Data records
———
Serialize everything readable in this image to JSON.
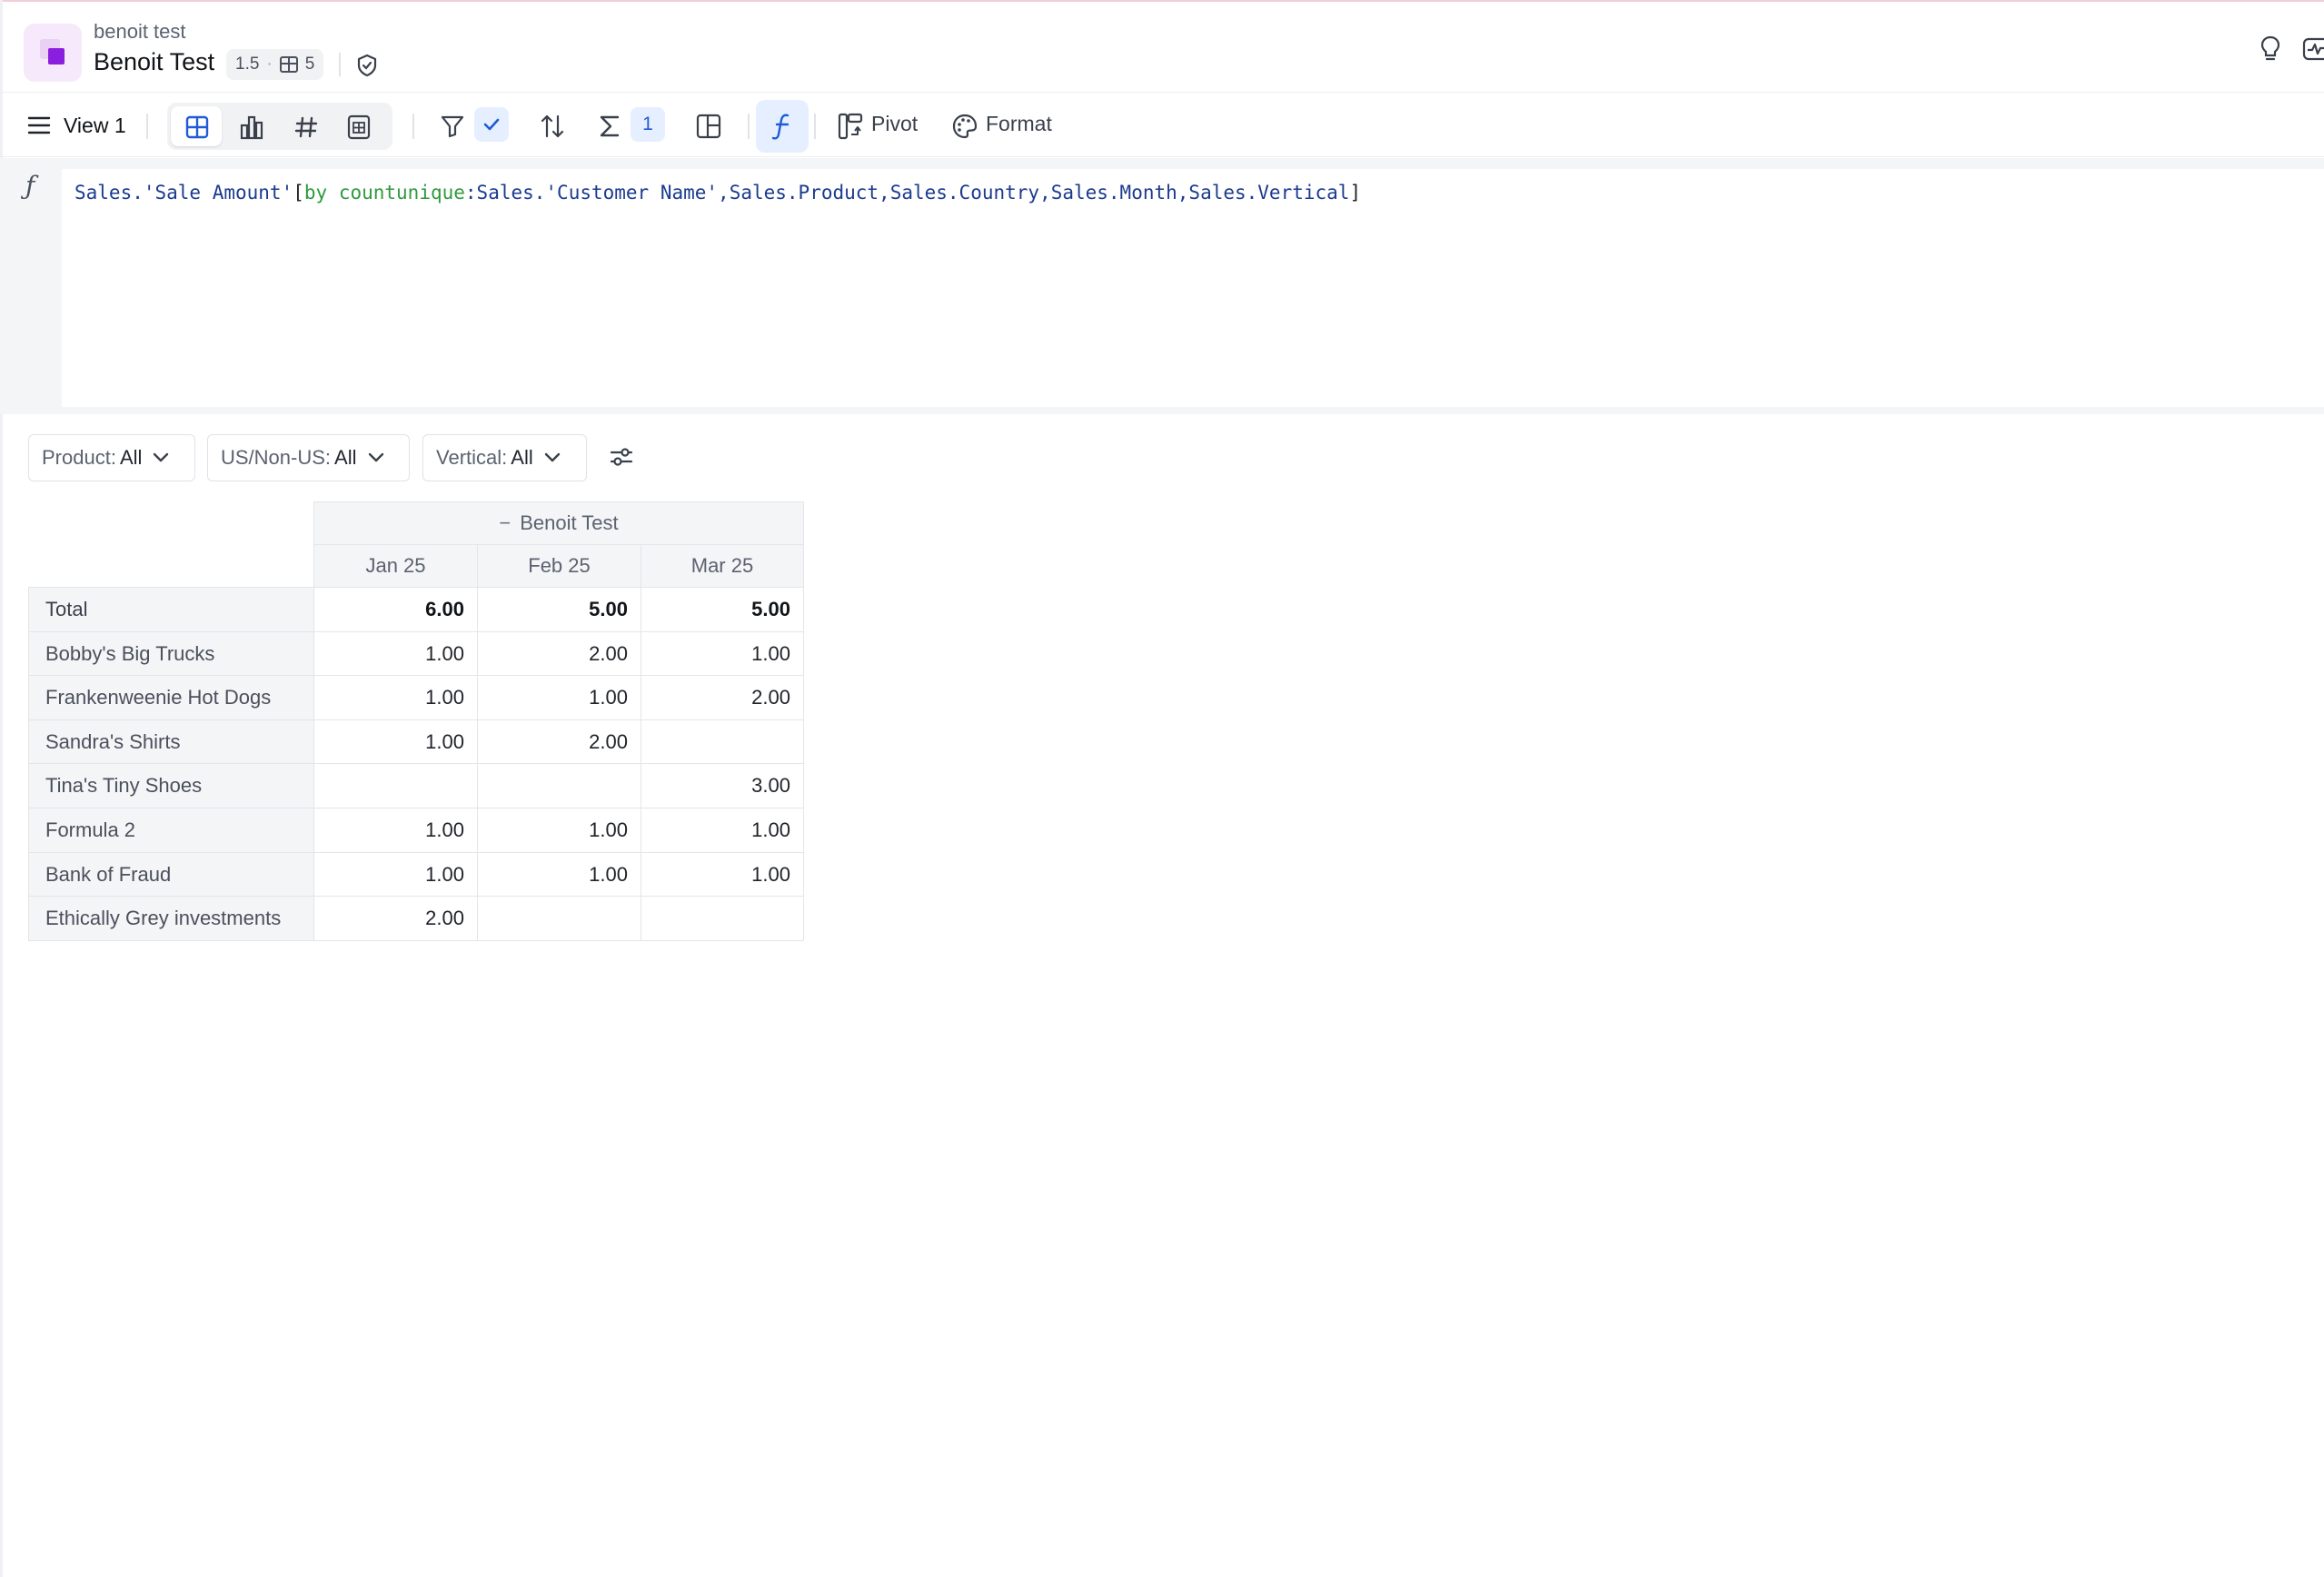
{
  "header": {
    "workbook_name": "benoit test",
    "page_title": "Benoit Test",
    "version": "1.5",
    "separator": "·",
    "table_count": "5"
  },
  "toolbar": {
    "view_label": "View 1",
    "summary_count": "1",
    "pivot_label": "Pivot",
    "format_label": "Format"
  },
  "formula": {
    "part1": "Sales.'Sale Amount'",
    "bracket_open": "[",
    "keyword_by": "by",
    "keyword_fn": "countunique",
    "part2": ":Sales.'Customer Name',Sales.Product,Sales.Country,Sales.Month,Sales.Vertical",
    "bracket_close": "]"
  },
  "filters": [
    {
      "label": "Product:",
      "value": "All"
    },
    {
      "label": "US/Non-US:",
      "value": "All"
    },
    {
      "label": "Vertical:",
      "value": "All"
    }
  ],
  "pivot": {
    "group_header": "Benoit Test",
    "collapse_glyph": "−",
    "columns": [
      "Jan 25",
      "Feb 25",
      "Mar 25"
    ],
    "rows": [
      {
        "label": "Total",
        "values": [
          "6.00",
          "5.00",
          "5.00"
        ]
      },
      {
        "label": "Bobby's Big Trucks",
        "values": [
          "1.00",
          "2.00",
          "1.00"
        ]
      },
      {
        "label": "Frankenweenie Hot Dogs",
        "values": [
          "1.00",
          "1.00",
          "2.00"
        ]
      },
      {
        "label": "Sandra's Shirts",
        "values": [
          "1.00",
          "2.00",
          ""
        ]
      },
      {
        "label": "Tina's Tiny Shoes",
        "values": [
          "",
          "",
          "3.00"
        ]
      },
      {
        "label": "Formula 2",
        "values": [
          "1.00",
          "1.00",
          "1.00"
        ]
      },
      {
        "label": "Bank of Fraud",
        "values": [
          "1.00",
          "1.00",
          "1.00"
        ]
      },
      {
        "label": "Ethically Grey investments",
        "values": [
          "2.00",
          "",
          ""
        ]
      }
    ]
  },
  "colors": {
    "accent": "#1f5bd6",
    "accent_bg": "#e6efff",
    "brand": "#8c1ee0",
    "keyword": "#2f9a3c"
  }
}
———
# WRITTEN TASK
Print each record exactly as it stands, leaving the images out.

# THE RESPONSE
Serialize everything readable in this image to JSON.
{
  "header": {
    "workbook_name": "benoit test",
    "page_title": "Benoit Test",
    "version": "1.5",
    "separator": "·",
    "table_count": "5"
  },
  "toolbar": {
    "view_label": "View 1",
    "summary_count": "1",
    "pivot_label": "Pivot",
    "format_label": "Format"
  },
  "formula": {
    "part1": "Sales.'Sale Amount'",
    "bracket_open": "[",
    "keyword_by": "by",
    "keyword_fn": "countunique",
    "part2": ":Sales.'Customer Name',Sales.Product,Sales.Country,Sales.Month,Sales.Vertical",
    "bracket_close": "]"
  },
  "filters": [
    {
      "label": "Product:",
      "value": "All"
    },
    {
      "label": "US/Non-US:",
      "value": "All"
    },
    {
      "label": "Vertical:",
      "value": "All"
    }
  ],
  "pivot": {
    "group_header": "Benoit Test",
    "collapse_glyph": "−",
    "columns": [
      "Jan 25",
      "Feb 25",
      "Mar 25"
    ],
    "rows": [
      {
        "label": "Total",
        "values": [
          "6.00",
          "5.00",
          "5.00"
        ]
      },
      {
        "label": "Bobby's Big Trucks",
        "values": [
          "1.00",
          "2.00",
          "1.00"
        ]
      },
      {
        "label": "Frankenweenie Hot Dogs",
        "values": [
          "1.00",
          "1.00",
          "2.00"
        ]
      },
      {
        "label": "Sandra's Shirts",
        "values": [
          "1.00",
          "2.00",
          ""
        ]
      },
      {
        "label": "Tina's Tiny Shoes",
        "values": [
          "",
          "",
          "3.00"
        ]
      },
      {
        "label": "Formula 2",
        "values": [
          "1.00",
          "1.00",
          "1.00"
        ]
      },
      {
        "label": "Bank of Fraud",
        "values": [
          "1.00",
          "1.00",
          "1.00"
        ]
      },
      {
        "label": "Ethically Grey investments",
        "values": [
          "2.00",
          "",
          ""
        ]
      }
    ]
  },
  "colors": {
    "accent": "#1f5bd6",
    "accent_bg": "#e6efff",
    "brand": "#8c1ee0",
    "keyword": "#2f9a3c"
  }
}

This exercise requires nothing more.